Rewrite each of the records below, changing "chart-title" to "figure-title" and leaving everything else the same.
— start Rows —
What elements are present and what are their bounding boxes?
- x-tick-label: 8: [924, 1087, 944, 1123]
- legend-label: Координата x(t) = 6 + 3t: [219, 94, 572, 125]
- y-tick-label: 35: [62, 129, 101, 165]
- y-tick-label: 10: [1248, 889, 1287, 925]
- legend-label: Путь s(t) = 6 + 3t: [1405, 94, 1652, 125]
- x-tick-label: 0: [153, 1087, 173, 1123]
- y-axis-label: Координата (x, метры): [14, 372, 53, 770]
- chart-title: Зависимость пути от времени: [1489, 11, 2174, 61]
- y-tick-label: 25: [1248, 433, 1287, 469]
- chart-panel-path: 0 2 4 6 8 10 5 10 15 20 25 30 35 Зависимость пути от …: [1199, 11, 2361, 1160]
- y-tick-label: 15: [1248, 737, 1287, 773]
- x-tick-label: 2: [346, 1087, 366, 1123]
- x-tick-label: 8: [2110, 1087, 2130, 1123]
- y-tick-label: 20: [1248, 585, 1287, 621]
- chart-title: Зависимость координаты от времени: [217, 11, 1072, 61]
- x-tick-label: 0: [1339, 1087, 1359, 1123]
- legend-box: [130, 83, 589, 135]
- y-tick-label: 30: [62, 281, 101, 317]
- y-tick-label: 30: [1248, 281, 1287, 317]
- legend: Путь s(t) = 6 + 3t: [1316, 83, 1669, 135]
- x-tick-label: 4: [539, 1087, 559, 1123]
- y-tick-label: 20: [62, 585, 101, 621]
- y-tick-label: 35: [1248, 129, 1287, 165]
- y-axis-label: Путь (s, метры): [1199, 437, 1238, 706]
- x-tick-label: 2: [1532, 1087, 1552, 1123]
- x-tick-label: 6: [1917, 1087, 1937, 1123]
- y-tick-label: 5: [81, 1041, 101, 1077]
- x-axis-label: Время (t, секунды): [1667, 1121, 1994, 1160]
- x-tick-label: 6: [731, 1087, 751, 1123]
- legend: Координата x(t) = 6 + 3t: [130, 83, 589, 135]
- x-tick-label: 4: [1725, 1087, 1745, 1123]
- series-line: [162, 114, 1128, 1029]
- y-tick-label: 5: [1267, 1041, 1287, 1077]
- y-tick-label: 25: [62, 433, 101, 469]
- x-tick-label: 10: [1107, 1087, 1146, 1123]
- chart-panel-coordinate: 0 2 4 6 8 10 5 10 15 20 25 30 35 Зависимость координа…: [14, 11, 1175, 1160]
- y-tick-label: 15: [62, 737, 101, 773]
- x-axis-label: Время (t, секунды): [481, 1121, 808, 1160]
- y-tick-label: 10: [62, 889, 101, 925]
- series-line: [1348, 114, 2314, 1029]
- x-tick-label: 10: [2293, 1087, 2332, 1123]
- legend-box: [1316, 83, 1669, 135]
— end Rows —
* [Exercise answer]:
What elements are present and what are their bounding boxes?
- x-tick-label: 8: [924, 1087, 944, 1123]
- legend-label: Координата x(t) = 6 + 3t: [219, 94, 572, 125]
- y-tick-label: 35: [62, 129, 101, 165]
- y-tick-label: 10: [1248, 889, 1287, 925]
- legend-label: Путь s(t) = 6 + 3t: [1405, 94, 1652, 125]
- x-tick-label: 0: [153, 1087, 173, 1123]
- y-axis-label: Координата (x, метры): [14, 372, 53, 770]
- figure-title: Зависимость пути от времени: [1489, 11, 2174, 61]
- y-tick-label: 25: [1248, 433, 1287, 469]
- chart-panel-path: 0 2 4 6 8 10 5 10 15 20 25 30 35 Зависимость пути от …: [1199, 11, 2361, 1160]
- y-tick-label: 15: [1248, 737, 1287, 773]
- x-tick-label: 2: [346, 1087, 366, 1123]
- x-tick-label: 8: [2110, 1087, 2130, 1123]
- y-tick-label: 20: [1248, 585, 1287, 621]
- figure-title: Зависимость координаты от времени: [217, 11, 1072, 61]
- x-tick-label: 0: [1339, 1087, 1359, 1123]
- legend-box: [130, 83, 589, 135]
- y-tick-label: 30: [62, 281, 101, 317]
- y-tick-label: 30: [1248, 281, 1287, 317]
- legend: Путь s(t) = 6 + 3t: [1316, 83, 1669, 135]
- x-tick-label: 4: [539, 1087, 559, 1123]
- y-tick-label: 20: [62, 585, 101, 621]
- y-tick-label: 35: [1248, 129, 1287, 165]
- y-axis-label: Путь (s, метры): [1199, 437, 1238, 706]
- x-tick-label: 2: [1532, 1087, 1552, 1123]
- x-tick-label: 6: [1917, 1087, 1937, 1123]
- y-tick-label: 5: [81, 1041, 101, 1077]
- x-axis-label: Время (t, секунды): [1667, 1121, 1994, 1160]
- x-tick-label: 6: [731, 1087, 751, 1123]
- legend: Координата x(t) = 6 + 3t: [130, 83, 589, 135]
- x-tick-label: 4: [1725, 1087, 1745, 1123]
- series-line: [162, 114, 1128, 1029]
- y-tick-label: 5: [1267, 1041, 1287, 1077]
- y-tick-label: 25: [62, 433, 101, 469]
- x-tick-label: 10: [1107, 1087, 1146, 1123]
- chart-panel-coordinate: 0 2 4 6 8 10 5 10 15 20 25 30 35 Зависимость координа…: [14, 11, 1175, 1160]
- y-tick-label: 15: [62, 737, 101, 773]
- x-axis-label: Время (t, секунды): [481, 1121, 808, 1160]
- y-tick-label: 10: [62, 889, 101, 925]
- series-line: [1348, 114, 2314, 1029]
- x-tick-label: 10: [2293, 1087, 2332, 1123]
- legend-box: [1316, 83, 1669, 135]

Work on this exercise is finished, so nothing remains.